[Element-and-box listings]
********************
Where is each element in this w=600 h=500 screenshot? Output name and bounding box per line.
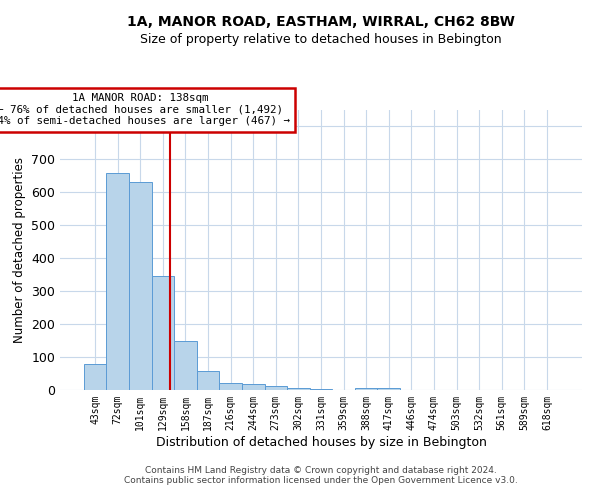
Bar [242,384,265,390]
Text: Distribution of detached houses by size in Bebington: Distribution of detached houses by size … [155,436,487,449]
Y-axis label: Number of detached properties: Number of detached properties [13,157,26,343]
Text: 1A MANOR ROAD: 138sqm
← 76% of detached houses are smaller (1,492)
24% of semi-d: 1A MANOR ROAD: 138sqm ← 76% of detached … [0,94,290,126]
Bar [129,182,152,390]
Text: Size of property relative to detached houses in Bebington: Size of property relative to detached ho… [140,32,502,46]
Text: 1A, MANOR ROAD, EASTHAM, WIRRAL, CH62 8BW: 1A, MANOR ROAD, EASTHAM, WIRRAL, CH62 8B… [127,15,515,29]
Bar [377,388,400,390]
Bar [106,172,129,390]
Bar [265,386,287,390]
Bar [197,371,220,390]
Bar [220,383,242,390]
Bar [174,340,197,390]
Bar [355,388,377,390]
Text: Contains HM Land Registry data © Crown copyright and database right 2024.
Contai: Contains HM Land Registry data © Crown c… [124,466,518,485]
Bar [84,364,106,390]
Bar [287,388,310,390]
Bar [310,389,332,390]
Bar [152,276,174,390]
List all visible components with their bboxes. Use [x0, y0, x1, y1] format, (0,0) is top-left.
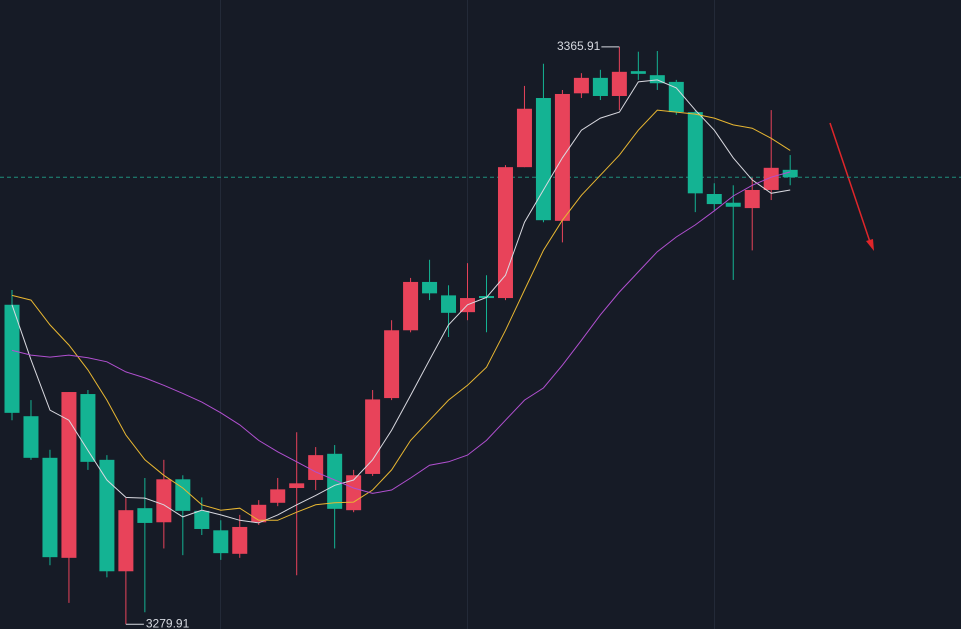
********************
» **DESCRIPTION OF THE TASK**
Repeat every line of the records above without any change, leaving the pictures out.

» **WRITTEN RESPONSE**
Where is each element in this w=600 h=500 screenshot? Output name and bounding box per line.
Bar [242,384,265,390]
Text: Distribution of detached houses by size in Bebington: Distribution of detached houses by size … [155,436,487,449]
Y-axis label: Number of detached properties: Number of detached properties [13,157,26,343]
Text: 1A MANOR ROAD: 138sqm
← 76% of detached houses are smaller (1,492)
24% of semi-d: 1A MANOR ROAD: 138sqm ← 76% of detached … [0,94,290,126]
Bar [129,182,152,390]
Text: Size of property relative to detached houses in Bebington: Size of property relative to detached ho… [140,32,502,46]
Text: 1A, MANOR ROAD, EASTHAM, WIRRAL, CH62 8BW: 1A, MANOR ROAD, EASTHAM, WIRRAL, CH62 8B… [127,15,515,29]
Bar [377,388,400,390]
Bar [106,172,129,390]
Bar [265,386,287,390]
Bar [197,371,220,390]
Bar [220,383,242,390]
Bar [174,340,197,390]
Bar [355,388,377,390]
Text: Contains HM Land Registry data © Crown copyright and database right 2024.
Contai: Contains HM Land Registry data © Crown c… [124,466,518,485]
Bar [84,364,106,390]
Bar [287,388,310,390]
Bar [310,389,332,390]
Bar [152,276,174,390]
List all visible components with their bboxes. Use [x0, y0, x1, y1] format, (0,0) is top-left.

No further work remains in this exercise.